Select, from the material below, each line with "המרכזית" in it.

Stored data entries
:::::
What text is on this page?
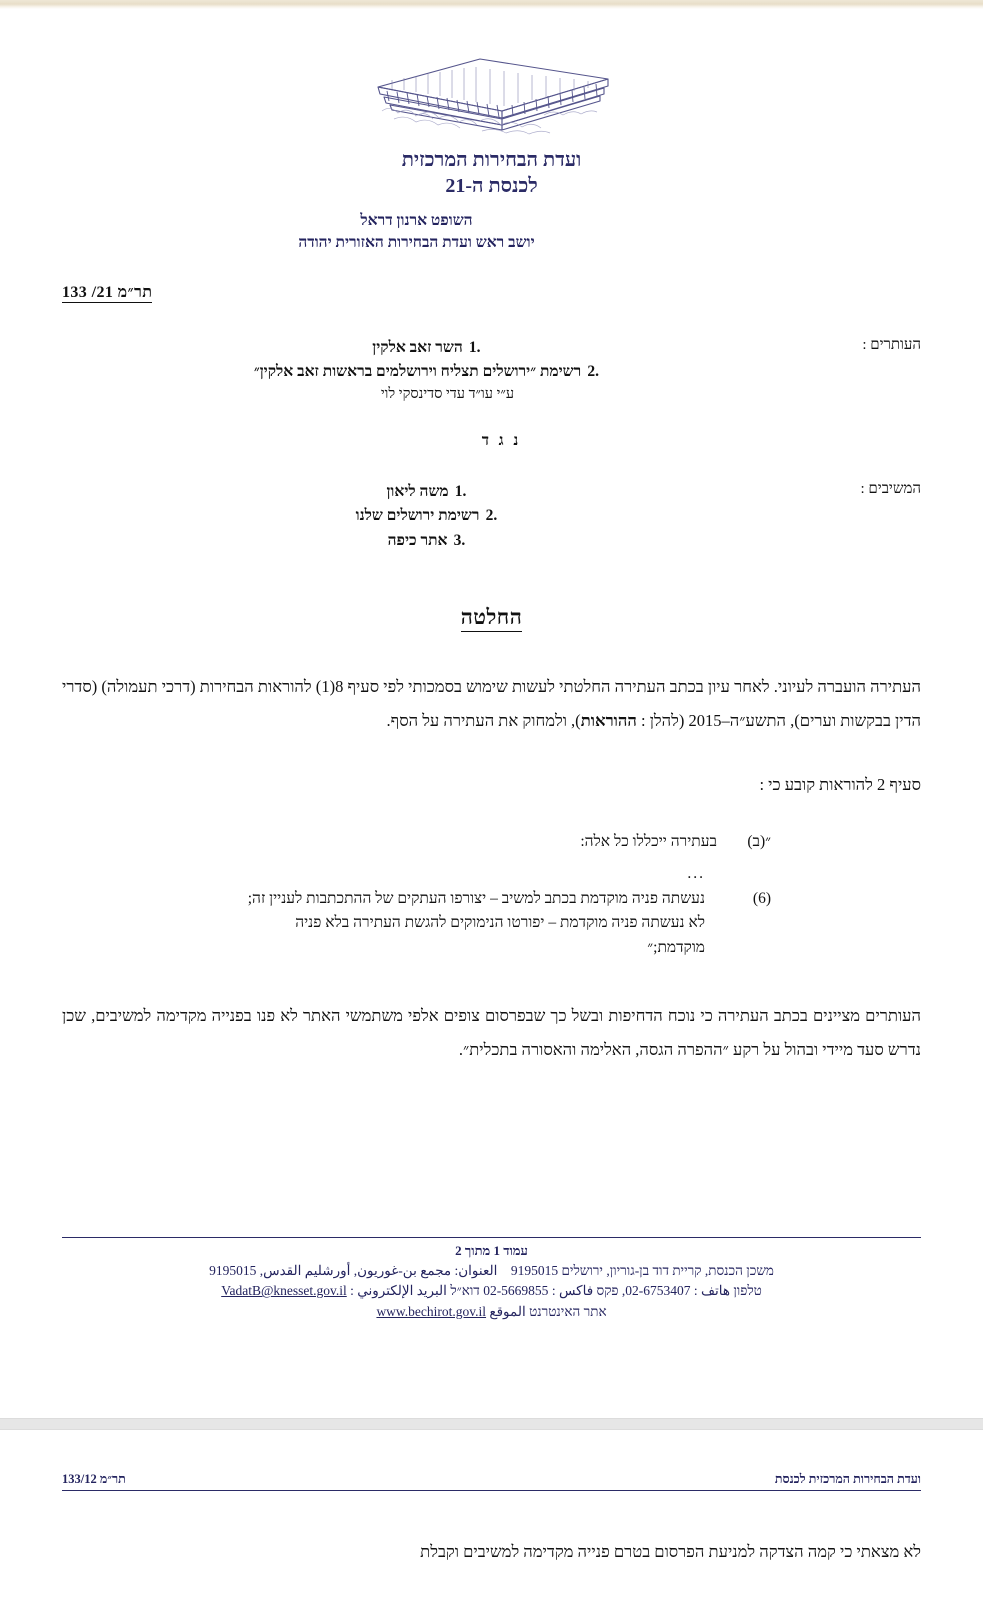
ועדת הבחירות המרכזית
לכנסת ה-21
השופט ארנון דראל
יושב ראש ועדת הבחירות האזורית יהודה
תר״מ 21/ 133
העותרים :
.1 השר זאב אלקין
.2 רשימת ״ירושלים תצליח וירושלמים בראשות זאב אלקין״
ע״י עו״ד עדי סדינסקי לוי
נ ג ד
המשיבים :
.1 משה ליאון
.2 רשימת ירושלים שלנו
.3 אתר כיפה
החלטה

העתירה הועברה לעיוני. לאחר עיון בכתב העתירה החלטתי לעשות שימוש בסמכותי לפי סעיף 8(1) להוראות הבחירות (דרכי תעמולה) (סדרי הדין בבקשות וערים), התשע״ה–2015 (להלן : ההוראות), ולמחוק את העתירה על הסף.

סעיף 2 להוראות קובע כי :

״(ב)
בעתירה ייכללו כל אלה:
...
(6)
נעשתה פניה מוקדמת בכתב למשיב – יצורפו העתקים של ההתכתבות לעניין זה; לא נעשתה פניה מוקדמת – יפורטו הנימוקים להגשת העתירה בלא פניה מוקדמת;״

העותרים מציינים בכתב העתירה כי נוכח הדחיפות ובשל כך שבפרסום צופים אלפי משתמשי האתר לא פנו בפנייה מקדימה למשיבים, שכן נדרש סעד מיידי ובהול על רקע ״ההפרה הגסה, האלימה והאסורה בתכלית״.

עמוד 1 מתוך 2
משכן הכנסת, קריית דוד בן-גוריון, ירושלים 9195015    العنوان: مجمع بن-غوريون, أورشليم القدس, 9195015
טלפון هاتف : 02-6753407, פקס فاكس : 02-5669855 דוא״ל البريد الإلكتروني : VadatB@knesset.gov.il
אתר האינטרנט الموقع www.bechirot.gov.il
ועדת הבחירות המרכזית לכנסת
תר״מ 133/12

לא מצאתי כי קמה הצדקה למניעת הפרסום בטרם פנייה מקדימה למשיבים וקבלת
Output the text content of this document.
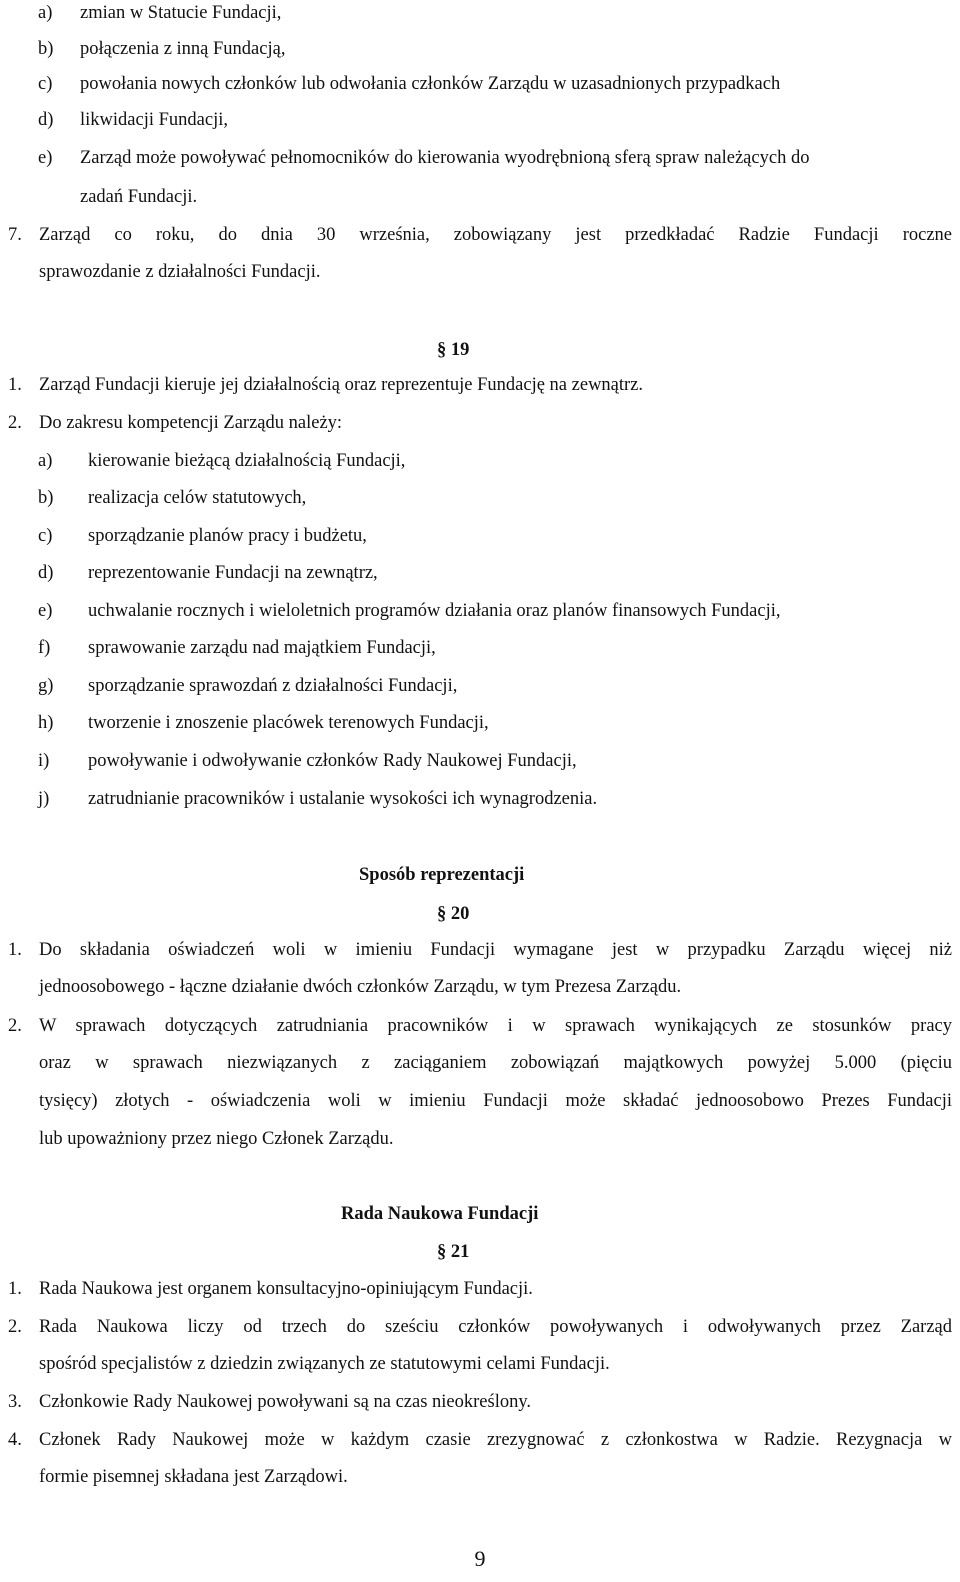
a) zmian w Statucie Fundacji,
b) połączenia z inną Fundacją,
c) powołania nowych członków lub odwołania członków Zarządu w uzasadnionych przypadkach
d) likwidacji Fundacji,
e) Zarząd może powoływać pełnomocników do kierowania wyodrębnioną sferą spraw należących do
zadań Fundacji.
7. Zarząd co roku, do dnia 30 września, zobowiązany jest przedkładać Radzie Fundacji roczne
sprawozdanie z działalności Fundacji.
§ 19
1. Zarząd Fundacji kieruje jej działalnością oraz reprezentuje Fundację na zewnątrz.
2. Do zakresu kompetencji Zarządu należy:
a) kierowanie bieżącą działalnością Fundacji,
b) realizacja celów statutowych,
c) sporządzanie planów pracy i budżetu,
d) reprezentowanie Fundacji na zewnątrz,
e) uchwalanie rocznych i wieloletnich programów działania oraz planów finansowych Fundacji,
f) sprawowanie zarządu nad majątkiem Fundacji,
g) sporządzanie sprawozdań z działalności Fundacji,
h) tworzenie i znoszenie placówek terenowych Fundacji,
i) powoływanie i odwoływanie członków Rady Naukowej Fundacji,
j) zatrudnianie pracowników i ustalanie wysokości ich wynagrodzenia.
Sposób reprezentacji
§ 20
1. Do składania oświadczeń woli w imieniu Fundacji wymagane jest w przypadku Zarządu więcej niż
jednoosobowego - łączne działanie dwóch członków Zarządu, w tym Prezesa Zarządu.
2. W sprawach dotyczących zatrudniania pracowników i w sprawach wynikających ze stosunków pracy
oraz w sprawach niezwiązanych z zaciąganiem zobowiązań majątkowych powyżej 5.000 (pięciu
tysięcy) złotych - oświadczenia woli w imieniu Fundacji może składać jednoosobowo Prezes Fundacji
lub upoważniony przez niego Członek Zarządu.
Rada Naukowa Fundacji
§ 21
1. Rada Naukowa jest organem konsultacyjno-opiniującym Fundacji.
2. Rada Naukowa liczy od trzech do sześciu członków powoływanych i odwoływanych przez Zarząd
spośród specjalistów z dziedzin związanych ze statutowymi celami Fundacji.
3. Członkowie Rady Naukowej powoływani są na czas nieokreślony.
4. Członek Rady Naukowej może w każdym czasie zrezygnować z członkostwa w Radzie. Rezygnacja w
formie pisemnej składana jest Zarządowi.
9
:::::
## Answer
ועדת הבחירות המרכזית
ועדת הבחירות המרכזית לכנסת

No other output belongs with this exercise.